Provide the records once more, identical to the original.
# DATA PROVIDED start
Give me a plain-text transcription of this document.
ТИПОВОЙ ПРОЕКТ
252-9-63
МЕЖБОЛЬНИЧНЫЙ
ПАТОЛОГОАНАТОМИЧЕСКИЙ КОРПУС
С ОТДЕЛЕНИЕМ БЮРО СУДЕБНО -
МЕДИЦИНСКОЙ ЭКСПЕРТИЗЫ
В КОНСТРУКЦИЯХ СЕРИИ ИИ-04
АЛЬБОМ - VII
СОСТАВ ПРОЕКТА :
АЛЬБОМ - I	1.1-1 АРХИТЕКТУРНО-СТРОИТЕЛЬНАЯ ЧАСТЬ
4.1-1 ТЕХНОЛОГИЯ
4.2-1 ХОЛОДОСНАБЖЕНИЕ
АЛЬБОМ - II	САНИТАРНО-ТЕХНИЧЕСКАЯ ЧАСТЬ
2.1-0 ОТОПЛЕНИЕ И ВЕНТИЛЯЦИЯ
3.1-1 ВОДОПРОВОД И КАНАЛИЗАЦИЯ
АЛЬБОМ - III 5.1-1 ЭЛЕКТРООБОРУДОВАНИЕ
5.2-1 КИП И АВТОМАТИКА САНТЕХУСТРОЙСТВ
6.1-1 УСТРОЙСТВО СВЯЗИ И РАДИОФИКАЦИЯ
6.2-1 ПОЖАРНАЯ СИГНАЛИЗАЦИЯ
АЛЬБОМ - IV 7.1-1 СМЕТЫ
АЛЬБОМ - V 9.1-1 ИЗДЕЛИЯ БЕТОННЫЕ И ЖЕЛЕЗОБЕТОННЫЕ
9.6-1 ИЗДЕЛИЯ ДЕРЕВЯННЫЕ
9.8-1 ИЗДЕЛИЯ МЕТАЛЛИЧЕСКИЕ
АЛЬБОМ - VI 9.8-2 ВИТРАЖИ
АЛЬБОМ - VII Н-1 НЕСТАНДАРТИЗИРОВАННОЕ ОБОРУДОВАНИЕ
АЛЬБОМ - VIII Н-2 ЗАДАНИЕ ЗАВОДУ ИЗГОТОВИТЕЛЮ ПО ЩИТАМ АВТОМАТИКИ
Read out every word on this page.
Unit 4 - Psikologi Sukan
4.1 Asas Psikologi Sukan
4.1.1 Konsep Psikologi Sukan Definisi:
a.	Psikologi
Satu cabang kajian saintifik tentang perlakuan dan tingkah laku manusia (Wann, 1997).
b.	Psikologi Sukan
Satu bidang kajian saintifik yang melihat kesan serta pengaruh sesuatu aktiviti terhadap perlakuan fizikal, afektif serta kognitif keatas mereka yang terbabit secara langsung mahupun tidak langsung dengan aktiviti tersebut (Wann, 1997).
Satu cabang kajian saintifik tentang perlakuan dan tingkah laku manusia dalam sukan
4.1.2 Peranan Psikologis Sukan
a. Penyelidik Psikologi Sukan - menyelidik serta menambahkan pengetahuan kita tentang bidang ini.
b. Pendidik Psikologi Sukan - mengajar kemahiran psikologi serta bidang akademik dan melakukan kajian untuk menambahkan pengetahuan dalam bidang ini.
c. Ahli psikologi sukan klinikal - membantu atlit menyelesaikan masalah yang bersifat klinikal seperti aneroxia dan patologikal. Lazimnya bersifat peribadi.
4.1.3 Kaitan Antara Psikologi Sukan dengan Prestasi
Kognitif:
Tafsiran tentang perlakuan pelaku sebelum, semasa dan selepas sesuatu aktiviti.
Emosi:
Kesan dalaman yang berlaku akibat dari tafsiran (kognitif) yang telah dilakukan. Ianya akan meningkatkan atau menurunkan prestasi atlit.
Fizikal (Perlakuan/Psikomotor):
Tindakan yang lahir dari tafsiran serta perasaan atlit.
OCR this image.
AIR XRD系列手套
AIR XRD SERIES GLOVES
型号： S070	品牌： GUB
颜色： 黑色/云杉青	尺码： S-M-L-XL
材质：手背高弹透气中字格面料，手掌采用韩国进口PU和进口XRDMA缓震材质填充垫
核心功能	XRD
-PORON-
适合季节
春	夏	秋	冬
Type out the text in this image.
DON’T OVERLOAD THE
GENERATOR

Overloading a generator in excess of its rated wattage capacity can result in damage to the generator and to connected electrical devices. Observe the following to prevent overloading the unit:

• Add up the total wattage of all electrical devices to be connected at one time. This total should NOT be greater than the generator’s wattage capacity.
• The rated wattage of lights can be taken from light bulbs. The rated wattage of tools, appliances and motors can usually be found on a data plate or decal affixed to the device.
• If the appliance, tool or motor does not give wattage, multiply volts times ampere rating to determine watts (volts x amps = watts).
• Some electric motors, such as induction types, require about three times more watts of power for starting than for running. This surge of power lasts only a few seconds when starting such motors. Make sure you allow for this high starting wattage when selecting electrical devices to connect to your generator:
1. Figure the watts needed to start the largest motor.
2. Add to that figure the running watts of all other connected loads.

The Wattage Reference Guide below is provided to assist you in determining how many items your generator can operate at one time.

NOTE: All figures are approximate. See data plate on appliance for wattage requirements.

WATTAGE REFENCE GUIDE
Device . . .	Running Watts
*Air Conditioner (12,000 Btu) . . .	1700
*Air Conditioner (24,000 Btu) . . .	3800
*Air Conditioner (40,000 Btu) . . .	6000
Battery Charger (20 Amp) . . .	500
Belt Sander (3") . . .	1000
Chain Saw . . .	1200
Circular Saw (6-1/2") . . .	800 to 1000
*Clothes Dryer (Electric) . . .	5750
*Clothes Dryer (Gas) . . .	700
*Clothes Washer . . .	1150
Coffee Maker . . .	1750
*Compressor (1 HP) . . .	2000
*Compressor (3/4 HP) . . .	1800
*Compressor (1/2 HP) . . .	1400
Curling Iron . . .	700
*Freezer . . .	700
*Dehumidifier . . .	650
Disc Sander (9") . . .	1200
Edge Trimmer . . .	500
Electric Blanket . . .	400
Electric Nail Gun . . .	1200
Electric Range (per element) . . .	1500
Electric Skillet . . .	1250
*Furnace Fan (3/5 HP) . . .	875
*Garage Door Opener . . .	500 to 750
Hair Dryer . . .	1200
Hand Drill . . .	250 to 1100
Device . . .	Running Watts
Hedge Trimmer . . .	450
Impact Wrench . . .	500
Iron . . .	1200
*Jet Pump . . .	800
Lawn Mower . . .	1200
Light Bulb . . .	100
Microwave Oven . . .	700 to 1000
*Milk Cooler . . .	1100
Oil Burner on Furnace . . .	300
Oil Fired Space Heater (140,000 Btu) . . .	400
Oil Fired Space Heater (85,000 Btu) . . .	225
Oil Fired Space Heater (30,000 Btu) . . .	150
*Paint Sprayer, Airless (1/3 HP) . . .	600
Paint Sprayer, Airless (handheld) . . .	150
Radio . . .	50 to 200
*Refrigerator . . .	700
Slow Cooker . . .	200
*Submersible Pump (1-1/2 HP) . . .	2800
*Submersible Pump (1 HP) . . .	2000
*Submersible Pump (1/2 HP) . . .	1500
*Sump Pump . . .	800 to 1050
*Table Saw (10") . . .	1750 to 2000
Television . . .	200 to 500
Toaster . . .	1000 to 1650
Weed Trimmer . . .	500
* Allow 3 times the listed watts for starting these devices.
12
# DATA PROVIDED end
* [THE RESULT]
Give me a plain-text transcription of this document.
ТИПОВОЙ ПРОЕКТ
252-9-63
МЕЖБОЛЬНИЧНЫЙ
ПАТОЛОГОАНАТОМИЧЕСКИЙ КОРПУС
С ОТДЕЛЕНИЕМ БЮРО СУДЕБНО -
МЕДИЦИНСКОЙ ЭКСПЕРТИЗЫ
В КОНСТРУКЦИЯХ СЕРИИ ИИ-04
АЛЬБОМ - VII
СОСТАВ ПРОЕКТА :
АЛЬБОМ - I	1.1-1 АРХИТЕКТУРНО-СТРОИТЕЛЬНАЯ ЧАСТЬ
4.1-1 ТЕХНОЛОГИЯ
4.2-1 ХОЛОДОСНАБЖЕНИЕ
АЛЬБОМ - II	САНИТАРНО-ТЕХНИЧЕСКАЯ ЧАСТЬ
2.1-0 ОТОПЛЕНИЕ И ВЕНТИЛЯЦИЯ
3.1-1 ВОДОПРОВОД И КАНАЛИЗАЦИЯ
АЛЬБОМ - III 5.1-1 ЭЛЕКТРООБОРУДОВАНИЕ
5.2-1 КИП И АВТОМАТИКА САНТЕХУСТРОЙСТВ
6.1-1 УСТРОЙСТВО СВЯЗИ И РАДИОФИКАЦИЯ
6.2-1 ПОЖАРНАЯ СИГНАЛИЗАЦИЯ
АЛЬБОМ - IV 7.1-1 СМЕТЫ
АЛЬБОМ - V 9.1-1 ИЗДЕЛИЯ БЕТОННЫЕ И ЖЕЛЕЗОБЕТОННЫЕ
9.6-1 ИЗДЕЛИЯ ДЕРЕВЯННЫЕ
9.8-1 ИЗДЕЛИЯ МЕТАЛЛИЧЕСКИЕ
АЛЬБОМ - VI 9.8-2 ВИТРАЖИ
АЛЬБОМ - VII Н-1 НЕСТАНДАРТИЗИРОВАННОЕ ОБОРУДОВАНИЕ
АЛЬБОМ - VIII Н-2 ЗАДАНИЕ ЗАВОДУ ИЗГОТОВИТЕЛЮ ПО ЩИТАМ АВТОМАТИКИ
Read out every word on this page.
Unit 4 - Psikologi Sukan
4.1 Asas Psikologi Sukan
4.1.1 Konsep Psikologi Sukan Definisi:
a.	Psikologi
Satu cabang kajian saintifik tentang perlakuan dan tingkah laku manusia (Wann, 1997).
b.	Psikologi Sukan
Satu bidang kajian saintifik yang melihat kesan serta pengaruh sesuatu aktiviti terhadap perlakuan fizikal, afektif serta kognitif keatas mereka yang terbabit secara langsung mahupun tidak langsung dengan aktiviti tersebut (Wann, 1997).
Satu cabang kajian saintifik tentang perlakuan dan tingkah laku manusia dalam sukan
4.1.2 Peranan Psikologis Sukan
a. Penyelidik Psikologi Sukan - menyelidik serta menambahkan pengetahuan kita tentang bidang ini.
b. Pendidik Psikologi Sukan - mengajar kemahiran psikologi serta bidang akademik dan melakukan kajian untuk menambahkan pengetahuan dalam bidang ini.
c. Ahli psikologi sukan klinikal - membantu atlit menyelesaikan masalah yang bersifat klinikal seperti aneroxia dan patologikal. Lazimnya bersifat peribadi.
4.1.3 Kaitan Antara Psikologi Sukan dengan Prestasi
Kognitif:
Tafsiran tentang perlakuan pelaku sebelum, semasa dan selepas sesuatu aktiviti.
Emosi:
Kesan dalaman yang berlaku akibat dari tafsiran (kognitif) yang telah dilakukan. Ianya akan meningkatkan atau menurunkan prestasi atlit.
Fizikal (Perlakuan/Psikomotor):
Tindakan yang lahir dari tafsiran serta perasaan atlit.
OCR this image.
AIR XRD系列手套
AIR XRD SERIES GLOVES
型号： S070	品牌： GUB
颜色： 黑色/云杉青	尺码： S-M-L-XL
材质：手背高弹透气中字格面料，手掌采用韩国进口PU和进口XRDMA缓震材质填充垫
核心功能	XRD
-PORON-
适合季节
春	夏	秋	冬
Type out the text in this image.
DON’T OVERLOAD THE
GENERATOR

Overloading a generator in excess of its rated wattage capacity can result in damage to the generator and to connected electrical devices. Observe the following to prevent overloading the unit:

• Add up the total wattage of all electrical devices to be connected at one time. This total should NOT be greater than the generator’s wattage capacity.
• The rated wattage of lights can be taken from light bulbs. The rated wattage of tools, appliances and motors can usually be found on a data plate or decal affixed to the device.
• If the appliance, tool or motor does not give wattage, multiply volts times ampere rating to determine watts (volts x amps = watts).
• Some electric motors, such as induction types, require about three times more watts of power for starting than for running. This surge of power lasts only a few seconds when starting such motors. Make sure you allow for this high starting wattage when selecting electrical devices to connect to your generator:
1. Figure the watts needed to start the largest motor.
2. Add to that figure the running watts of all other connected loads.

The Wattage Reference Guide below is provided to assist you in determining how many items your generator can operate at one time.

NOTE: All figures are approximate. See data plate on appliance for wattage requirements.

WATTAGE REFENCE GUIDE
Device . . .	Running Watts
*Air Conditioner (12,000 Btu) . . .	1700
*Air Conditioner (24,000 Btu) . . .	3800
*Air Conditioner (40,000 Btu) . . .	6000
Battery Charger (20 Amp) . . .	500
Belt Sander (3") . . .	1000
Chain Saw . . .	1200
Circular Saw (6-1/2") . . .	800 to 1000
*Clothes Dryer (Electric) . . .	5750
*Clothes Dryer (Gas) . . .	700
*Clothes Washer . . .	1150
Coffee Maker . . .	1750
*Compressor (1 HP) . . .	2000
*Compressor (3/4 HP) . . .	1800
*Compressor (1/2 HP) . . .	1400
Curling Iron . . .	700
*Freezer . . .	700
*Dehumidifier . . .	650
Disc Sander (9") . . .	1200
Edge Trimmer . . .	500
Electric Blanket . . .	400
Electric Nail Gun . . .	1200
Electric Range (per element) . . .	1500
Electric Skillet . . .	1250
*Furnace Fan (3/5 HP) . . .	875
*Garage Door Opener . . .	500 to 750
Hair Dryer . . .	1200
Hand Drill . . .	250 to 1100
Device . . .	Running Watts
Hedge Trimmer . . .	450
Impact Wrench . . .	500
Iron . . .	1200
*Jet Pump . . .	800
Lawn Mower . . .	1200
Light Bulb . . .	100
Microwave Oven . . .	700 to 1000
*Milk Cooler . . .	1100
Oil Burner on Furnace . . .	300
Oil Fired Space Heater (140,000 Btu) . . .	400
Oil Fired Space Heater (85,000 Btu) . . .	225
Oil Fired Space Heater (30,000 Btu) . . .	150
*Paint Sprayer, Airless (1/3 HP) . . .	600
Paint Sprayer, Airless (handheld) . . .	150
Radio . . .	50 to 200
*Refrigerator . . .	700
Slow Cooker . . .	200
*Submersible Pump (1-1/2 HP) . . .	2800
*Submersible Pump (1 HP) . . .	2000
*Submersible Pump (1/2 HP) . . .	1500
*Sump Pump . . .	800 to 1050
*Table Saw (10") . . .	1750 to 2000
Television . . .	200 to 500
Toaster . . .	1000 to 1650
Weed Trimmer . . .	500
* Allow 3 times the listed watts for starting these devices.
12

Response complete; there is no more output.